| What you will do |
Please reproduce all of the following lines word for word, with every character, number and space unchanged.

| Information given |
=====
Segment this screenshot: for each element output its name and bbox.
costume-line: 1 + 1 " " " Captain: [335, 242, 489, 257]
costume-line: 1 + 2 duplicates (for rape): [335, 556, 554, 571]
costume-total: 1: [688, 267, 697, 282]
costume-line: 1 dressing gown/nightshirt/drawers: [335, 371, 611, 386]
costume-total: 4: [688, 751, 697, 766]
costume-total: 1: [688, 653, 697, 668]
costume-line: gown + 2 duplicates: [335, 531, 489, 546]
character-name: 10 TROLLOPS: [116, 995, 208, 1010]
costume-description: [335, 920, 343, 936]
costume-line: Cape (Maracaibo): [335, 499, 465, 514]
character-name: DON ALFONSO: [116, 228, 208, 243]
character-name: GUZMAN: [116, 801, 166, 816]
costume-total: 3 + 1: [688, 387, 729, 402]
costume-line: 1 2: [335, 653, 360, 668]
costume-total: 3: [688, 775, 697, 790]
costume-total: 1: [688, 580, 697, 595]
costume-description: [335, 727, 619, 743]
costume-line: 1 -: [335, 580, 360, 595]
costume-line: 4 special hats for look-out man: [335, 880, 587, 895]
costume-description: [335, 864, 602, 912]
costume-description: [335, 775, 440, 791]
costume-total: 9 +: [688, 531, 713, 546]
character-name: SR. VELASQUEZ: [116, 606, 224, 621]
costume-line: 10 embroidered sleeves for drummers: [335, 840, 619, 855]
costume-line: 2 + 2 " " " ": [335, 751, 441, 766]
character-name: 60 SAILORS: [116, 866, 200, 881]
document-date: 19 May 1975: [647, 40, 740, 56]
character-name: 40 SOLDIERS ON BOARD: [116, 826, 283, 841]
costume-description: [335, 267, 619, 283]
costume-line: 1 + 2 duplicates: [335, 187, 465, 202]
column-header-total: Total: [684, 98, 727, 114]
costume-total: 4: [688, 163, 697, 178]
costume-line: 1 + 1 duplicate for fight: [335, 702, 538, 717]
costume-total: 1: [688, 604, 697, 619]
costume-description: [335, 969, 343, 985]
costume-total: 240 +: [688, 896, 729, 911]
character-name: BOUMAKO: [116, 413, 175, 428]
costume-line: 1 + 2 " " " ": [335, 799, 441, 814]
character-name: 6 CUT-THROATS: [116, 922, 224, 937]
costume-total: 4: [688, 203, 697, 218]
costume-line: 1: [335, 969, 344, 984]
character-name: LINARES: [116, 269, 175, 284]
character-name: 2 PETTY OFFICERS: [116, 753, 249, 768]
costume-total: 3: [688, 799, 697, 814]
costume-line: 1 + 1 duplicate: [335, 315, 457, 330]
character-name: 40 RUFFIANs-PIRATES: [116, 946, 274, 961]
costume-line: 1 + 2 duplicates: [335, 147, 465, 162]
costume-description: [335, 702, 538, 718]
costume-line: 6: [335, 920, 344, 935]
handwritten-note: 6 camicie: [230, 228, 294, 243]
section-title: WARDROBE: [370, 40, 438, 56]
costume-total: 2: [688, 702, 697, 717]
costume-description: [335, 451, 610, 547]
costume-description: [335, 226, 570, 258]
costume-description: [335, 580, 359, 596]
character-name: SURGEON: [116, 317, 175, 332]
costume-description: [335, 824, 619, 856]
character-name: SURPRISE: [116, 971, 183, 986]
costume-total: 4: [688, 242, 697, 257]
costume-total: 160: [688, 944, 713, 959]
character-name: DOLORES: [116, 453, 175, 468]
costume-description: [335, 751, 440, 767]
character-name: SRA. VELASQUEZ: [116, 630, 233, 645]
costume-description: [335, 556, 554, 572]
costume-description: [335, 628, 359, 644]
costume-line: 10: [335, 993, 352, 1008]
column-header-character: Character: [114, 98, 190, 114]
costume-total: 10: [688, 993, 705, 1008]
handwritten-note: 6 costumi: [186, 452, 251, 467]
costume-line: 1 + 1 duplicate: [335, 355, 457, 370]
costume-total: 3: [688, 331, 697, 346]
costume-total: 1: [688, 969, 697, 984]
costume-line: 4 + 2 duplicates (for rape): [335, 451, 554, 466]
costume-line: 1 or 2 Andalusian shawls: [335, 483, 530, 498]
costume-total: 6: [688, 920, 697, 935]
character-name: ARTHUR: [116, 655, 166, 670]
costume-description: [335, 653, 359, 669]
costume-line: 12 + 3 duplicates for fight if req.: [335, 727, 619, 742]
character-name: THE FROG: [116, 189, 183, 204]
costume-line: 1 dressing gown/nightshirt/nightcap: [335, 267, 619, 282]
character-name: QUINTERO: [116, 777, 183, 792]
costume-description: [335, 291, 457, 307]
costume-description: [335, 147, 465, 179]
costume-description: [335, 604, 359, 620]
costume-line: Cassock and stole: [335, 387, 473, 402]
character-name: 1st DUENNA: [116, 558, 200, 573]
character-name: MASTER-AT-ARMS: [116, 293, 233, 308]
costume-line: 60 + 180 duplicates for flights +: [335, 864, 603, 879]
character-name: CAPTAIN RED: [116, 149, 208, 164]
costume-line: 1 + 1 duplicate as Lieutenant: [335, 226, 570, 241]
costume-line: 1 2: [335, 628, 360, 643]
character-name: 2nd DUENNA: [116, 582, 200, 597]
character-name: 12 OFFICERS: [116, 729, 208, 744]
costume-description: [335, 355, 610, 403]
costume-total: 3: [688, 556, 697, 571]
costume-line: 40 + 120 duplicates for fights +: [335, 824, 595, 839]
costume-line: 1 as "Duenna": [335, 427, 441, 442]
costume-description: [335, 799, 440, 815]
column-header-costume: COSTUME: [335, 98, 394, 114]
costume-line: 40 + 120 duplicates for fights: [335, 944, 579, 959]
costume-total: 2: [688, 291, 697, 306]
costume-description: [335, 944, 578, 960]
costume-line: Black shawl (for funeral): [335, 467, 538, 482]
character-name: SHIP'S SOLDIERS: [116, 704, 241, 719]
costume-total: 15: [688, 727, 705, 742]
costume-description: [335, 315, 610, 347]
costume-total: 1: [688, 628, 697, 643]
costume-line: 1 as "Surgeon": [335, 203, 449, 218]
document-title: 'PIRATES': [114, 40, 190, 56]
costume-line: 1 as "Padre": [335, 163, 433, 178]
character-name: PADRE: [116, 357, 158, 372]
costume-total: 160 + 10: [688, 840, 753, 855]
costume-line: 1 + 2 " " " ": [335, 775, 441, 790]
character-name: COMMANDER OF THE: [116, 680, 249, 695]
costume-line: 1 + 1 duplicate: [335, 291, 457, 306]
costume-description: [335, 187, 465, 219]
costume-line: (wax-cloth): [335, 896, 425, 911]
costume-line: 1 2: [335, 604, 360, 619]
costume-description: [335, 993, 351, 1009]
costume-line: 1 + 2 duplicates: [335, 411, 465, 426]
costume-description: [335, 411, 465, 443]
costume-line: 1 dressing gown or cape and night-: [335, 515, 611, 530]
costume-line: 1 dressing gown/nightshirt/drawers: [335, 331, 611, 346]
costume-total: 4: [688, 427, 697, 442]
=====
| Worked solution |
Segment this screenshot: for each element output its name and bbox.
costume-line: 1 + 1 " " " Captain: [335, 242, 489, 257]
costume-line: 1 + 2 duplicates (for rape): [335, 556, 554, 571]
costume-total: 1: [688, 267, 697, 282]
costume-line: 1 dressing gown/nightshirt/drawers: [335, 371, 611, 386]
costume-total: 4: [688, 751, 697, 766]
costume-total: 1: [688, 653, 697, 668]
costume-line: gown + 2 duplicates: [335, 531, 489, 546]
character-name: 10 TROLLOPS: [116, 995, 208, 1010]
costume-description: [335, 920, 343, 936]
costume-line: Cape (Maracaibo): [335, 499, 465, 514]
character-name: DON ALFONSO: [116, 228, 208, 243]
character-name: GUZMAN: [116, 801, 166, 816]
costume-total: 3 + 1: [688, 387, 729, 402]
costume-line: 1 2: [335, 653, 360, 668]
costume-total: 3: [688, 775, 697, 790]
costume-total: 1: [688, 580, 697, 595]
costume-description: [335, 727, 619, 743]
costume-line: 1 -: [335, 580, 360, 595]
costume-line: 4 special hats for look-out man: [335, 880, 587, 895]
costume-description: [335, 864, 602, 912]
costume-description: [335, 775, 440, 791]
costume-total: 9 +: [688, 531, 713, 546]
character-name: SR. VELASQUEZ: [116, 606, 224, 621]
costume-line: 10 embroidered sleeves for drummers: [335, 840, 619, 855]
costume-line: 2 + 2 " " " ": [335, 751, 441, 766]
character-name: 60 SAILORS: [116, 866, 200, 881]
document-date: 19 May 1975: [647, 40, 740, 56]
character-name: 40 SOLDIERS ON BOARD: [116, 826, 283, 841]
costume-description: [335, 267, 619, 283]
costume-line: 1 + 2 duplicates: [335, 187, 465, 202]
column-header-total: Total: [684, 98, 727, 114]
costume-total: 4: [688, 163, 697, 178]
costume-line: 1 + 1 duplicate for fight: [335, 702, 538, 717]
costume-total: 1: [688, 604, 697, 619]
costume-description: [335, 969, 343, 985]
costume-total: 240 +: [688, 896, 729, 911]
character-name: BOUMAKO: [116, 413, 175, 428]
costume-line: 1 + 2 " " " ": [335, 799, 441, 814]
character-name: 6 CUT-THROATS: [116, 922, 224, 937]
costume-total: 4: [688, 203, 697, 218]
costume-line: 1: [335, 969, 344, 984]
character-name: LINARES: [116, 269, 175, 284]
character-name: 2 PETTY OFFICERS: [116, 753, 249, 768]
costume-total: 3: [688, 799, 697, 814]
costume-line: 1 + 1 duplicate: [335, 315, 457, 330]
character-name: 40 RUFFIANs-PIRATES: [116, 946, 274, 961]
costume-line: 1 + 2 duplicates: [335, 147, 465, 162]
costume-description: [335, 702, 538, 718]
costume-line: 6: [335, 920, 344, 935]
handwritten-note: 6 camicie: [230, 228, 294, 243]
section-title: WARDROBE: [370, 40, 438, 56]
costume-total: 2: [688, 702, 697, 717]
costume-description: [335, 451, 610, 547]
costume-description: [335, 226, 570, 258]
costume-description: [335, 580, 359, 596]
character-name: SURGEON: [116, 317, 175, 332]
costume-description: [335, 824, 619, 856]
character-name: SURPRISE: [116, 971, 183, 986]
costume-total: 4: [688, 242, 697, 257]
costume-total: 160: [688, 944, 713, 959]
character-name: DOLORES: [116, 453, 175, 468]
costume-description: [335, 751, 440, 767]
character-name: SRA. VELASQUEZ: [116, 630, 233, 645]
costume-description: [335, 556, 554, 572]
costume-description: [335, 628, 359, 644]
costume-line: 10: [335, 993, 352, 1008]
column-header-character: Character: [114, 98, 190, 114]
costume-total: 10: [688, 993, 705, 1008]
handwritten-note: 6 costumi: [186, 452, 251, 467]
costume-line: 1 + 1 duplicate: [335, 355, 457, 370]
costume-total: 3: [688, 331, 697, 346]
costume-total: 1: [688, 969, 697, 984]
costume-line: 4 + 2 duplicates (for rape): [335, 451, 554, 466]
costume-line: 1 or 2 Andalusian shawls: [335, 483, 530, 498]
costume-total: 6: [688, 920, 697, 935]
character-name: ARTHUR: [116, 655, 166, 670]
costume-description: [335, 653, 359, 669]
costume-line: 12 + 3 duplicates for fight if req.: [335, 727, 619, 742]
character-name: THE FROG: [116, 189, 183, 204]
costume-line: 1 dressing gown/nightshirt/nightcap: [335, 267, 619, 282]
character-name: QUINTERO: [116, 777, 183, 792]
costume-description: [335, 291, 457, 307]
costume-description: [335, 147, 465, 179]
costume-description: [335, 604, 359, 620]
costume-line: Cassock and stole: [335, 387, 473, 402]
character-name: 1st DUENNA: [116, 558, 200, 573]
character-name: MASTER-AT-ARMS: [116, 293, 233, 308]
costume-line: 60 + 180 duplicates for flights +: [335, 864, 603, 879]
character-name: CAPTAIN RED: [116, 149, 208, 164]
costume-line: 1 + 1 duplicate as Lieutenant: [335, 226, 570, 241]
costume-line: 1 2: [335, 628, 360, 643]
character-name: 2nd DUENNA: [116, 582, 200, 597]
character-name: 12 OFFICERS: [116, 729, 208, 744]
costume-description: [335, 355, 610, 403]
costume-total: 3: [688, 556, 697, 571]
costume-line: 40 + 120 duplicates for fights +: [335, 824, 595, 839]
costume-line: 1 as "Duenna": [335, 427, 441, 442]
costume-description: [335, 799, 440, 815]
column-header-costume: COSTUME: [335, 98, 394, 114]
costume-line: 40 + 120 duplicates for fights: [335, 944, 579, 959]
costume-total: 2: [688, 291, 697, 306]
costume-description: [335, 944, 578, 960]
costume-line: Black shawl (for funeral): [335, 467, 538, 482]
character-name: SHIP'S SOLDIERS: [116, 704, 241, 719]
costume-total: 15: [688, 727, 705, 742]
costume-description: [335, 315, 610, 347]
costume-total: 1: [688, 628, 697, 643]
costume-line: 1 as "Surgeon": [335, 203, 449, 218]
document-title: 'PIRATES': [114, 40, 190, 56]
costume-line: 1 as "Padre": [335, 163, 433, 178]
character-name: PADRE: [116, 357, 158, 372]
costume-total: 160 + 10: [688, 840, 753, 855]
costume-line: 1 + 2 " " " ": [335, 775, 441, 790]
character-name: COMMANDER OF THE: [116, 680, 249, 695]
costume-line: 1 + 1 duplicate: [335, 291, 457, 306]
costume-description: [335, 187, 465, 219]
costume-line: (wax-cloth): [335, 896, 425, 911]
costume-line: 1 2: [335, 604, 360, 619]
costume-description: [335, 993, 351, 1009]
costume-line: 1 + 2 duplicates: [335, 411, 465, 426]
costume-description: [335, 411, 465, 443]
costume-line: 1 dressing gown or cape and night-: [335, 515, 611, 530]
costume-line: 1 dressing gown/nightshirt/drawers: [335, 331, 611, 346]
costume-total: 4: [688, 427, 697, 442]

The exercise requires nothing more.